What you should do — Copy the lines that follow, keeping every character the same.

Items —

-- BEGIN --

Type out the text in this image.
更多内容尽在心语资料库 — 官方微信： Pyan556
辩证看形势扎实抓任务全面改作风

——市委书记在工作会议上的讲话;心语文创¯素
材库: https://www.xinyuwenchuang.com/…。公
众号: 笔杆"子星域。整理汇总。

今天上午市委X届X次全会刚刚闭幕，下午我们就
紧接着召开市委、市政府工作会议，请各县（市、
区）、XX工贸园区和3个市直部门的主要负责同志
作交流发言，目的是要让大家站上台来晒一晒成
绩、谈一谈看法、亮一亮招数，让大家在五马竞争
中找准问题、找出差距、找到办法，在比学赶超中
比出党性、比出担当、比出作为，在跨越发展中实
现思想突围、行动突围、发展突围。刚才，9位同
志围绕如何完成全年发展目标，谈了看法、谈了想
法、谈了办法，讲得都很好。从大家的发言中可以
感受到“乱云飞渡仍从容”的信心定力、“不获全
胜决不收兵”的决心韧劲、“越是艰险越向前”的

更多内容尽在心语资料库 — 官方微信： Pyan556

-- END --

Exercise solution —
Type out the text in this image.
更多内容尽在心语资料库 — 官方微信： Pyan556
辩证看形势扎实抓任务全面改作风

——市委书记在工作会议上的讲话;心语文创¯素
材库: https://www.xinyuwenchuang.com/…。公
众号: 笔杆"子星域。整理汇总。

今天上午市委X届X次全会刚刚闭幕，下午我们就
紧接着召开市委、市政府工作会议，请各县（市、
区）、XX工贸园区和3个市直部门的主要负责同志
作交流发言，目的是要让大家站上台来晒一晒成
绩、谈一谈看法、亮一亮招数，让大家在五马竞争
中找准问题、找出差距、找到办法，在比学赶超中
比出党性、比出担当、比出作为，在跨越发展中实
现思想突围、行动突围、发展突围。刚才，9位同
志围绕如何完成全年发展目标，谈了看法、谈了想
法、谈了办法，讲得都很好。从大家的发言中可以
感受到“乱云飞渡仍从容”的信心定力、“不获全
胜决不收兵”的决心韧劲、“越是艰险越向前”的

更多内容尽在心语资料库 — 官方微信： Pyan556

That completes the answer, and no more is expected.